TEXT
┌──
Puts the mockers on hydrogen fuel, as it ‘only’ produces water vapour as a bi-product ! Oh no! More steam in the atmosphere

29
0
transmissionofflame
transmissionofflame
1 year ago
Reply to  Dinger64

The new threat is Global Steaming.

34
0
Dinger64
Dinger64
1 year ago
Reply to  transmissionofflame

Fantastic! What’s more natural after global boiling than global steaming?
And then ,the biggest cup of tea ever poured!

20
0
transmissionofflame
transmissionofflame
1 year ago
Reply to  Dinger64

It’s all a steaming pile of….

15
0
timdowl
timdowl
1 year ago
Reply to  Dinger64

The biggest threat to the Planet Earth is the Planet Earth itself! We need to STOP THE PLANET EARTH!

14
0
timdowl
timdowl
1 year ago

On further reflection it occurs to me that Greenpeace activists out to climb to the top of this volcano and cover it with black cloth.
└──
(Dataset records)
┌──
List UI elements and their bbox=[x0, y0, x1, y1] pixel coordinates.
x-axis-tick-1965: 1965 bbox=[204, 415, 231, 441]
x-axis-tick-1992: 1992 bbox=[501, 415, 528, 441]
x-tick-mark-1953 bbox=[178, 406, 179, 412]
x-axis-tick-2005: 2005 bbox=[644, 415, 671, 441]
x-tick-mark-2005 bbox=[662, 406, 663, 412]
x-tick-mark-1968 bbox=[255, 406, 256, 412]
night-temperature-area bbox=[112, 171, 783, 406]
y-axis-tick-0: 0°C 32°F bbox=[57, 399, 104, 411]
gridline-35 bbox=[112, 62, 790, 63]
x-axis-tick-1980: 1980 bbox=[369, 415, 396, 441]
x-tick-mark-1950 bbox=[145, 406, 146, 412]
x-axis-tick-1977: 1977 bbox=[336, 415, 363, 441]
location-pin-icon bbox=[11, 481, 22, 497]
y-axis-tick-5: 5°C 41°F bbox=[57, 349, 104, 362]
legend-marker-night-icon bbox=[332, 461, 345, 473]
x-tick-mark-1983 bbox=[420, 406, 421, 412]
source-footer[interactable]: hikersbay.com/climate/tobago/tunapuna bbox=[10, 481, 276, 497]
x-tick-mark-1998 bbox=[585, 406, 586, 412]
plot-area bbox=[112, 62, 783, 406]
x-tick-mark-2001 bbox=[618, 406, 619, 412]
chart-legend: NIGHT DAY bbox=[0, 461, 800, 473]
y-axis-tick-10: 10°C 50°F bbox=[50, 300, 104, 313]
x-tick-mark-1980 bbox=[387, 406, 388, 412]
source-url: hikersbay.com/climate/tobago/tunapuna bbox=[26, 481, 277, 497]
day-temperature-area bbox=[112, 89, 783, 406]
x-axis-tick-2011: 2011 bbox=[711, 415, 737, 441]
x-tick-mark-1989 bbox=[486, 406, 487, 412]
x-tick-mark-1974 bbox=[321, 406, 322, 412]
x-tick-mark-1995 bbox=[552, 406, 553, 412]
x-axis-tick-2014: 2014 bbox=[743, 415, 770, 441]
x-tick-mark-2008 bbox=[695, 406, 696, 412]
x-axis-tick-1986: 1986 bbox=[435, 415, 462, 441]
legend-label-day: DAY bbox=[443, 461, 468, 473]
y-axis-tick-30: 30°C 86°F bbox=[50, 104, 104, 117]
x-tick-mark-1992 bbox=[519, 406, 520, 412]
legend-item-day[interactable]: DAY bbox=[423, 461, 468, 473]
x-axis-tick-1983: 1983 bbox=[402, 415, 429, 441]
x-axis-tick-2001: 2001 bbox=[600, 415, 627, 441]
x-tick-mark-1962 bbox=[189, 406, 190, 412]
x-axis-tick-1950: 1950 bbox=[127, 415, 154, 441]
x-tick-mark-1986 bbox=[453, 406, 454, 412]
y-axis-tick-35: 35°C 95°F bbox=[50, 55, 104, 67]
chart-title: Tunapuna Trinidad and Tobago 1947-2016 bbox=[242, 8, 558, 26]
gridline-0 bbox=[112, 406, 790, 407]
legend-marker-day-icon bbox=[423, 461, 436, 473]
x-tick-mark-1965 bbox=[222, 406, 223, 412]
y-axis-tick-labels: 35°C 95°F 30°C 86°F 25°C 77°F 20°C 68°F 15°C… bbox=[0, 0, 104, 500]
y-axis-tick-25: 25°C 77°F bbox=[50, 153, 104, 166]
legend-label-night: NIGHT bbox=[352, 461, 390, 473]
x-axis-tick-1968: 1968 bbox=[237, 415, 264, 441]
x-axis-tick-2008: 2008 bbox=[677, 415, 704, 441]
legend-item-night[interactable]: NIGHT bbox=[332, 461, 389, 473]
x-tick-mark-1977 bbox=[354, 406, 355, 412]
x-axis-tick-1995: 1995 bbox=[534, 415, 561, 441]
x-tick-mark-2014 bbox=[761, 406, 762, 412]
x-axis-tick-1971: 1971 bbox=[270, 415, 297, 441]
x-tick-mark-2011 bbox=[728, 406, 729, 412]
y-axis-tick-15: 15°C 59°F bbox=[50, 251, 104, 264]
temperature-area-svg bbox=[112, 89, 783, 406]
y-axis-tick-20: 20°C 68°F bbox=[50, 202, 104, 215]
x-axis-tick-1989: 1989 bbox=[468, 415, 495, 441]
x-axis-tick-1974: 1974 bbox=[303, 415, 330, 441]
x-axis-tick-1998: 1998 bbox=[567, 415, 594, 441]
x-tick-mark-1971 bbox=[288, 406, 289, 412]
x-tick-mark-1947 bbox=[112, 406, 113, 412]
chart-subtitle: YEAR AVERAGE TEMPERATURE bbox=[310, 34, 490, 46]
└──
EXERCISE REQUIREMENTS
Which distinct usernames appear in the comment thread? The items have nothing to do with the comment thread.

SOLVED PROBLEM
transmissionofflame, Dinger64, timdowl